Aim of the exercise:
Omit all pictures, then retype exactly the lines from the one that contains "Convert this chart to structured JSON data." through the end of the listing.
=-=-=
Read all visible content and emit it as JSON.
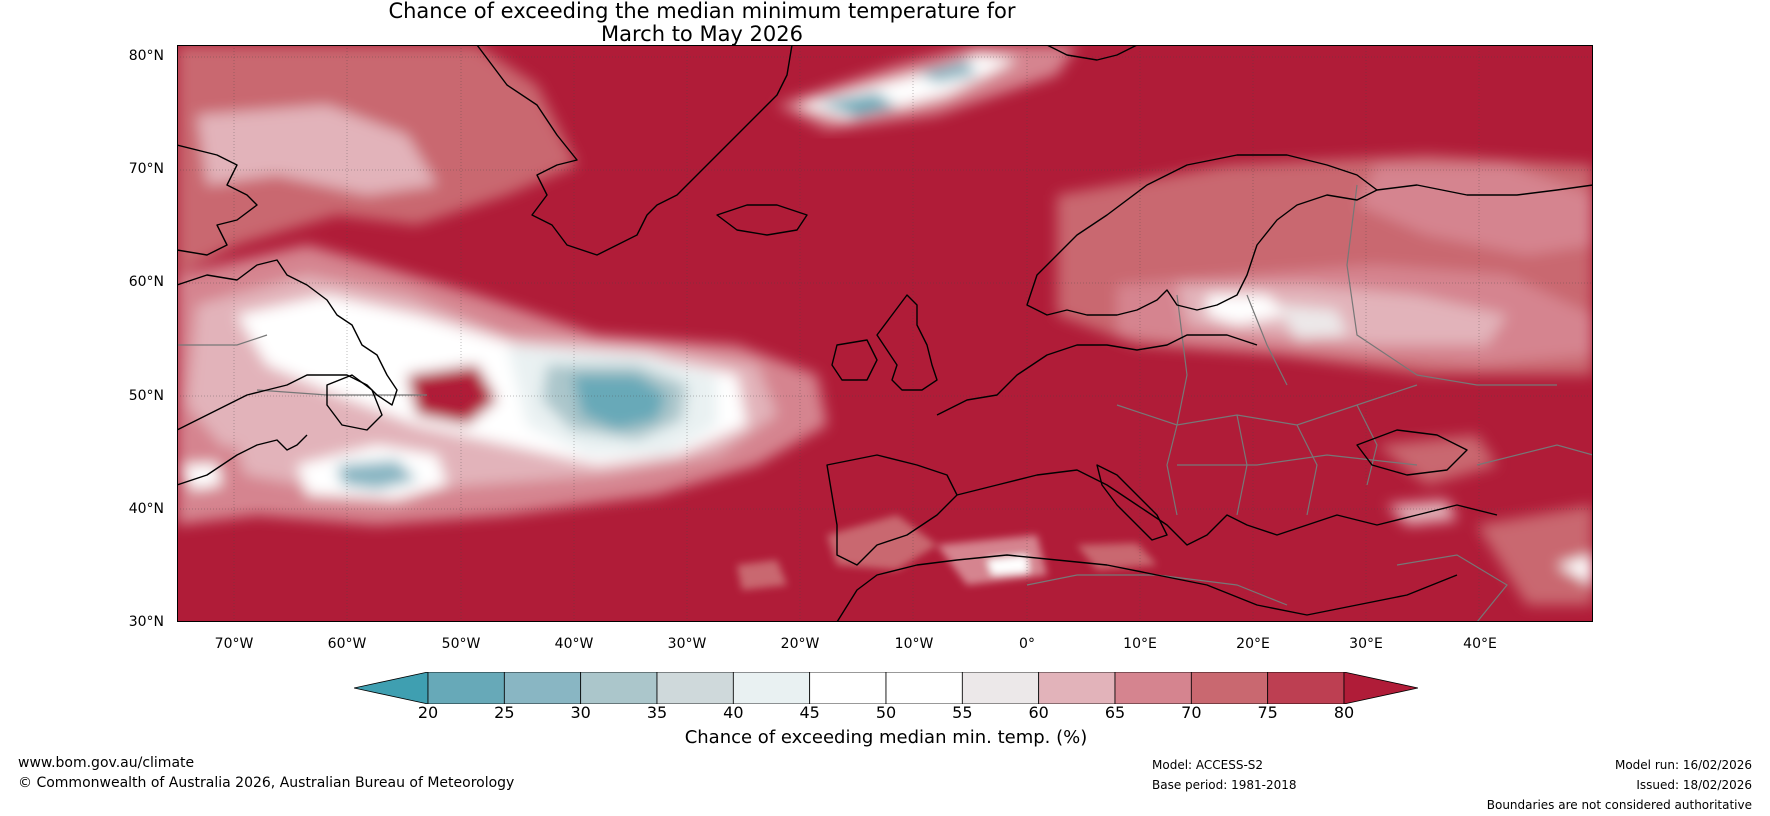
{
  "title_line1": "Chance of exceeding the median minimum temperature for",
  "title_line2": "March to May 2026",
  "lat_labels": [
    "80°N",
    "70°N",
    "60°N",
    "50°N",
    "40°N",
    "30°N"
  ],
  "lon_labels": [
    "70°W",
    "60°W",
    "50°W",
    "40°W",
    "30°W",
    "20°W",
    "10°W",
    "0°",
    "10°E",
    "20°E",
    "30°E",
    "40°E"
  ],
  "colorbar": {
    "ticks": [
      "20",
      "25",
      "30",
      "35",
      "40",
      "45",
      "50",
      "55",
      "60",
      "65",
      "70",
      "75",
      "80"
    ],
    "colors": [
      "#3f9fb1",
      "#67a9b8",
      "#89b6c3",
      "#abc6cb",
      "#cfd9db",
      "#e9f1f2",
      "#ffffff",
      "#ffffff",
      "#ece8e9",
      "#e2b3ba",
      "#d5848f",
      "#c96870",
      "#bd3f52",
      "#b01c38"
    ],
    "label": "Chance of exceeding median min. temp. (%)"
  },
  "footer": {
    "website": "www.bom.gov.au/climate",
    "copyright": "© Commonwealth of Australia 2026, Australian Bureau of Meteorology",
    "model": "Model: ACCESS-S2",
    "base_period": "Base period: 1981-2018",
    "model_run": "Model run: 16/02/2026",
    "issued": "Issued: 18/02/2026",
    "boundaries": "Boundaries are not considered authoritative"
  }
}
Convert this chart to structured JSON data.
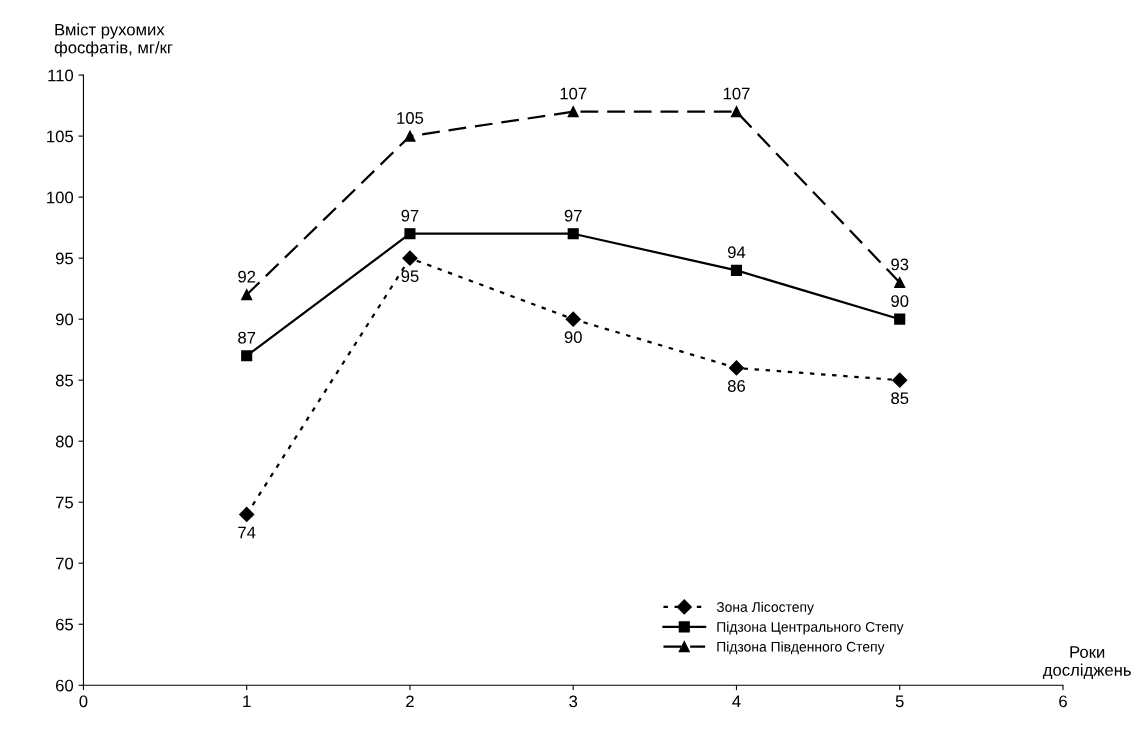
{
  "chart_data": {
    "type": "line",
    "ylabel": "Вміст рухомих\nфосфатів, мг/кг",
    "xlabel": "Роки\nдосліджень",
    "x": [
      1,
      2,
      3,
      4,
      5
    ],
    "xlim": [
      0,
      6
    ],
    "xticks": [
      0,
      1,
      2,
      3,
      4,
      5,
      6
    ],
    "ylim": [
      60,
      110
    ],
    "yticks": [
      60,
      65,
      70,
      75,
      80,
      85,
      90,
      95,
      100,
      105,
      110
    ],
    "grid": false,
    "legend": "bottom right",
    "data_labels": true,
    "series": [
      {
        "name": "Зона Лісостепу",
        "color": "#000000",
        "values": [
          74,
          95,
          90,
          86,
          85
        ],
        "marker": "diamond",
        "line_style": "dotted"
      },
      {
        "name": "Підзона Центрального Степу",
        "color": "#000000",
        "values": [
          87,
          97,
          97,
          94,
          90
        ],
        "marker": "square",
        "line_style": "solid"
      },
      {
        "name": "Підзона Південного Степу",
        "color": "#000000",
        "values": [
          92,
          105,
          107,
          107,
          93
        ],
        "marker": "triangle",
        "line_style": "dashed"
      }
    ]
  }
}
=-=-=
Exercise result:
Convert this chart to structured JSON data.
{
  "chart_data": {
    "type": "line",
    "ylabel": "Вміст рухомих\nфосфатів, мг/кг",
    "xlabel": "Роки\nдосліджень",
    "x": [
      1,
      2,
      3,
      4,
      5
    ],
    "xlim": [
      0,
      6
    ],
    "xticks": [
      0,
      1,
      2,
      3,
      4,
      5,
      6
    ],
    "ylim": [
      60,
      110
    ],
    "yticks": [
      60,
      65,
      70,
      75,
      80,
      85,
      90,
      95,
      100,
      105,
      110
    ],
    "grid": false,
    "legend": "bottom right",
    "data_labels": true,
    "series": [
      {
        "name": "Зона Лісостепу",
        "color": "#000000",
        "values": [
          74,
          95,
          90,
          86,
          85
        ],
        "marker": "diamond",
        "line_style": "dotted"
      },
      {
        "name": "Підзона Центрального Степу",
        "color": "#000000",
        "values": [
          87,
          97,
          97,
          94,
          90
        ],
        "marker": "square",
        "line_style": "solid"
      },
      {
        "name": "Підзона Південного Степу",
        "color": "#000000",
        "values": [
          92,
          105,
          107,
          107,
          93
        ],
        "marker": "triangle",
        "line_style": "dashed"
      }
    ]
  }
}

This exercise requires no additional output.